§ Provided records:

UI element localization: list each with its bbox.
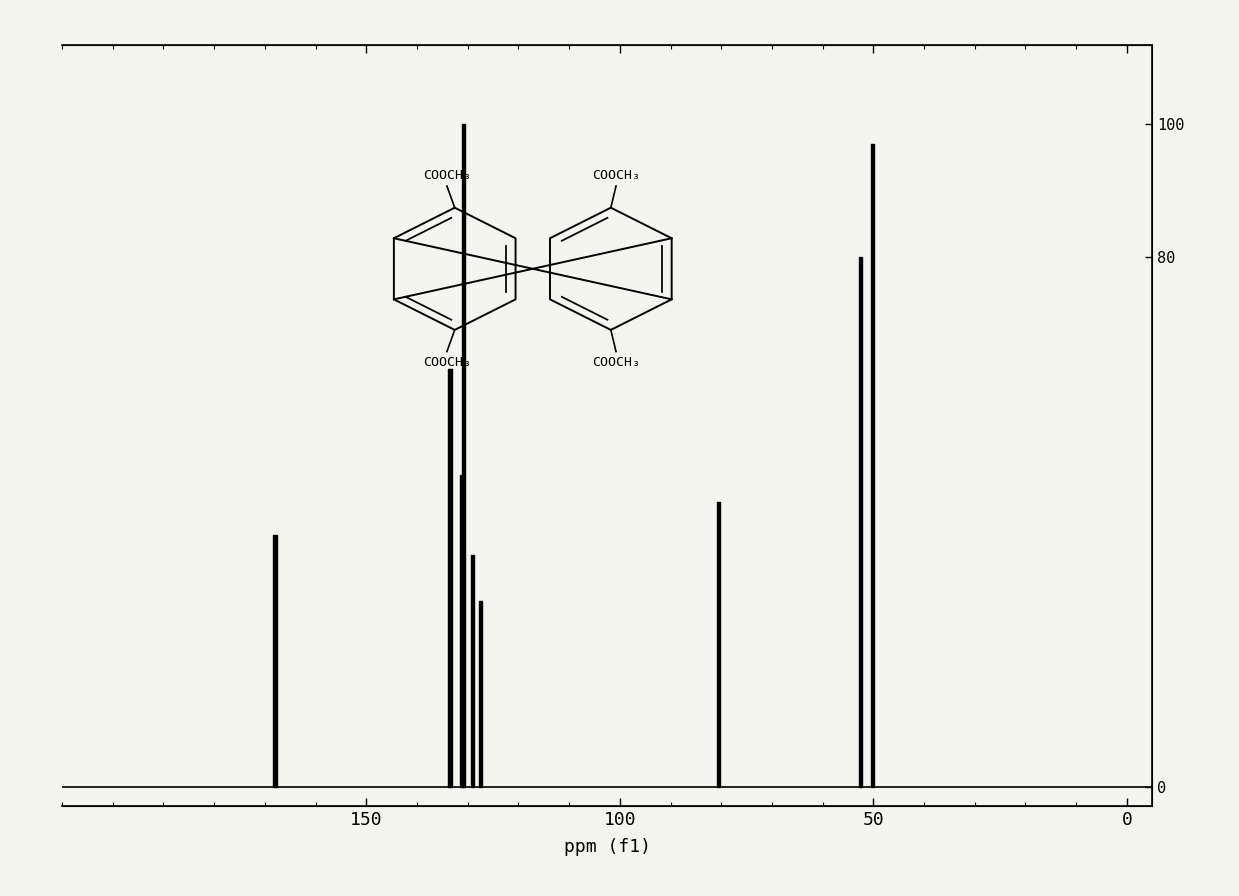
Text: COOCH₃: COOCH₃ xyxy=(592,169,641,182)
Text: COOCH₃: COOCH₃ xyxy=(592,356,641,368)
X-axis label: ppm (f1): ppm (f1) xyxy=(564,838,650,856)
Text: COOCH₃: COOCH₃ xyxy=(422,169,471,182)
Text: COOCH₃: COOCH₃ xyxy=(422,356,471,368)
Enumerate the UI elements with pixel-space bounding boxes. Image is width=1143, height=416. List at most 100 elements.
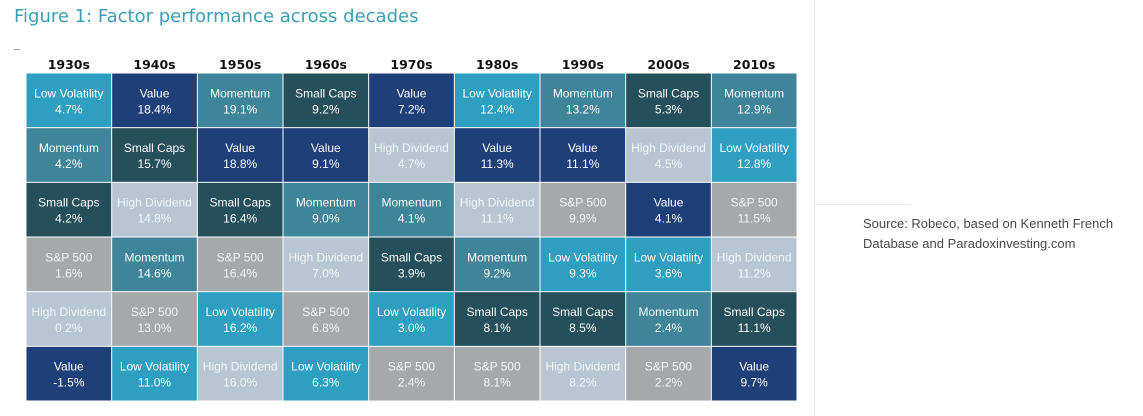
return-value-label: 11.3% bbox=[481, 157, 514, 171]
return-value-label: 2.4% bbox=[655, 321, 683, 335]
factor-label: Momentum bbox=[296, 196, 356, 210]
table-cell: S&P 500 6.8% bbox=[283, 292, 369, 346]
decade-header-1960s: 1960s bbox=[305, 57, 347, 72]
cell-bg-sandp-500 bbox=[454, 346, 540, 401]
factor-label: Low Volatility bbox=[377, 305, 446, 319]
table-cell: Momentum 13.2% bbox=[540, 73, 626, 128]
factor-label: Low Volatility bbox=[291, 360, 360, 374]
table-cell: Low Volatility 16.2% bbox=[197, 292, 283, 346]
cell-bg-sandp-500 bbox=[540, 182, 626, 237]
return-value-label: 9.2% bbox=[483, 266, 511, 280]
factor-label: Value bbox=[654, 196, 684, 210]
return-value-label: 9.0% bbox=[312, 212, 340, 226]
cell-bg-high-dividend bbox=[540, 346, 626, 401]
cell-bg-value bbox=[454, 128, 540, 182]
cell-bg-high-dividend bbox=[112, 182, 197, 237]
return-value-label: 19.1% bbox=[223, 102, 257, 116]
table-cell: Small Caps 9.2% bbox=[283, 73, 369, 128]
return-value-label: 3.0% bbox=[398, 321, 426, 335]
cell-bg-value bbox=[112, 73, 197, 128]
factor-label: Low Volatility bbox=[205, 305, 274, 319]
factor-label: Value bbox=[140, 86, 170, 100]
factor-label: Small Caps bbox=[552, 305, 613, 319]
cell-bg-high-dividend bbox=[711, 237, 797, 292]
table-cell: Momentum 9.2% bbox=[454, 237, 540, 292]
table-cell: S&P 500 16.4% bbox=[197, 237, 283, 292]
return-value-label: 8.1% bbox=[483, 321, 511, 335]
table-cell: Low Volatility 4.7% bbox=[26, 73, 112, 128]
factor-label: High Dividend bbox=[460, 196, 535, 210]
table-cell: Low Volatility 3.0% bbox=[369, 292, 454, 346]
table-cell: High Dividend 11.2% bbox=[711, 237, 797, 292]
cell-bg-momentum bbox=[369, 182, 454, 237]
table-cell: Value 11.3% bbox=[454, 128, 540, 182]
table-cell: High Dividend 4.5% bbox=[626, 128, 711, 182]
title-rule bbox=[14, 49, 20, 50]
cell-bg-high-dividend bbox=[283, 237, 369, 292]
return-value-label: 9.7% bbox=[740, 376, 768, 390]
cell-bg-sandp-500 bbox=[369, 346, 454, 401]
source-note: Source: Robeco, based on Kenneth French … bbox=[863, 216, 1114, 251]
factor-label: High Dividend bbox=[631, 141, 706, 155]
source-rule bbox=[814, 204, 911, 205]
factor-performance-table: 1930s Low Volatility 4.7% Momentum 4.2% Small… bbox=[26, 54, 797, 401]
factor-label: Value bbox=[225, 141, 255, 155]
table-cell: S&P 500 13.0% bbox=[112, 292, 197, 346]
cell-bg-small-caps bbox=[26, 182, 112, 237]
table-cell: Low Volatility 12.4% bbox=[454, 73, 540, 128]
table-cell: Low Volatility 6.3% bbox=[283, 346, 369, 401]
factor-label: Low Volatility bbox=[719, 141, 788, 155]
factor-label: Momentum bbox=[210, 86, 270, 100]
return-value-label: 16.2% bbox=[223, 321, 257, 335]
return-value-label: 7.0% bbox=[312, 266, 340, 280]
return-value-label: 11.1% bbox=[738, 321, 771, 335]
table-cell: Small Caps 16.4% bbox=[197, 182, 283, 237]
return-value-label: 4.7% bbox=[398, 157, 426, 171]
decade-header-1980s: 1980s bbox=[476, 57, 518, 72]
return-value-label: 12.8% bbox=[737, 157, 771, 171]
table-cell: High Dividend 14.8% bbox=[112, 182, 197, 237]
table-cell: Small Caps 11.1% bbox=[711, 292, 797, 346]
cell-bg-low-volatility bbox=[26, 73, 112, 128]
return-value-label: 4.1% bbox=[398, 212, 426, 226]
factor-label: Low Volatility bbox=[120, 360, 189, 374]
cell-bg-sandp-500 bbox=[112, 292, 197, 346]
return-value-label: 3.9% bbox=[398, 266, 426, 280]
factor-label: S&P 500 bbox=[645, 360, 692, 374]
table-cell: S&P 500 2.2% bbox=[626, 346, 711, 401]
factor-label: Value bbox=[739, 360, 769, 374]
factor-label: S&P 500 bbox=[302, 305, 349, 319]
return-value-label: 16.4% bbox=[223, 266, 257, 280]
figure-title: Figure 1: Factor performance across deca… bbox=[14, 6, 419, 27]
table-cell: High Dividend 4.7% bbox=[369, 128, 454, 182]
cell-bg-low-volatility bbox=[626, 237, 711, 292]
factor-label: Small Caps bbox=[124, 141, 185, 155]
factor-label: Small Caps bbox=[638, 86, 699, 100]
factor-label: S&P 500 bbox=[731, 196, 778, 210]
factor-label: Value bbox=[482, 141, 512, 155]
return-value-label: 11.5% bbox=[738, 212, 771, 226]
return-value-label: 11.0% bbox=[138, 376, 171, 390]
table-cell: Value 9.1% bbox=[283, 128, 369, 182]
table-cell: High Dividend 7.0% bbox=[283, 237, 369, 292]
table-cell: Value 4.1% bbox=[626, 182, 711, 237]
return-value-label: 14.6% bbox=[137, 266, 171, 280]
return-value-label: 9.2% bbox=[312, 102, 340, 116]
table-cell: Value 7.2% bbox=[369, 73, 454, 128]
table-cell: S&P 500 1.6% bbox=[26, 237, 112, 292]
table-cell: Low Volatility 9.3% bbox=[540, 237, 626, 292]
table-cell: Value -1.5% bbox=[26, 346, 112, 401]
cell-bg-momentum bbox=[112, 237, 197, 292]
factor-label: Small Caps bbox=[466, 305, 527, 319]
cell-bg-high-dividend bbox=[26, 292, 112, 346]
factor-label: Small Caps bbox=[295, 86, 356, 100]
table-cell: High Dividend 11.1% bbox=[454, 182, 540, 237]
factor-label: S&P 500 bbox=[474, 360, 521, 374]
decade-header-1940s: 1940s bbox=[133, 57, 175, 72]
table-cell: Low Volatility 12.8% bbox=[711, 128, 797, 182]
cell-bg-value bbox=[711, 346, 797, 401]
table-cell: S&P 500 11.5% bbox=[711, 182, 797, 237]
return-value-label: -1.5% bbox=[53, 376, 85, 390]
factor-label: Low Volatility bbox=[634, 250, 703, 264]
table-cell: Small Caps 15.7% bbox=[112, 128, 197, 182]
---
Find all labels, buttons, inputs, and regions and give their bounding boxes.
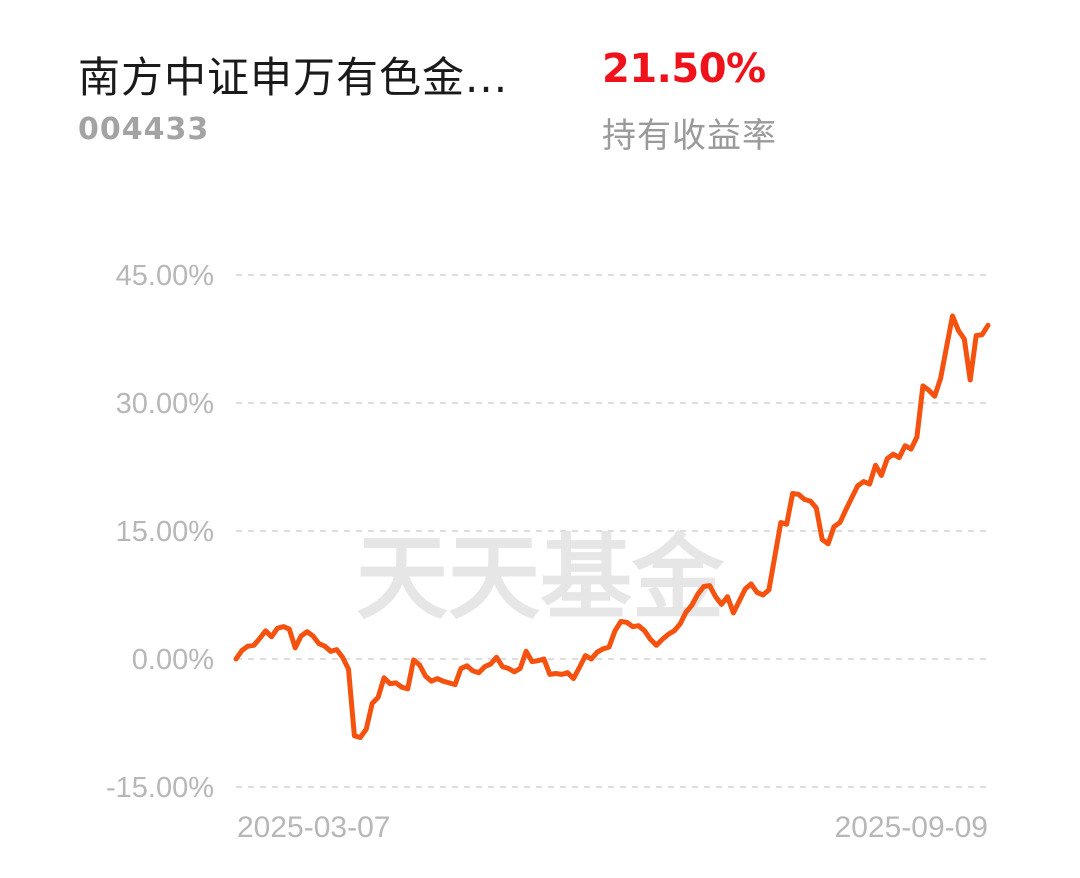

§ Exercise requirements:
Repeat word for word the lines above, starting at the one containing "UI element localization: list" and ending at the one containing "Text: COOCH₃: COOCH₃ xyxy=(422,356,471,368)", including both ends. Leave out the pictures.

§ Task response:
UI element localization: list each with its bbox.
Text: COOCH₃: COOCH₃ xyxy=(592,169,641,182)
Text: COOCH₃: COOCH₃ xyxy=(592,356,641,368)
X-axis label: ppm (f1): ppm (f1) xyxy=(564,838,650,856)
Text: COOCH₃: COOCH₃ xyxy=(422,169,471,182)
Text: COOCH₃: COOCH₃ xyxy=(422,356,471,368)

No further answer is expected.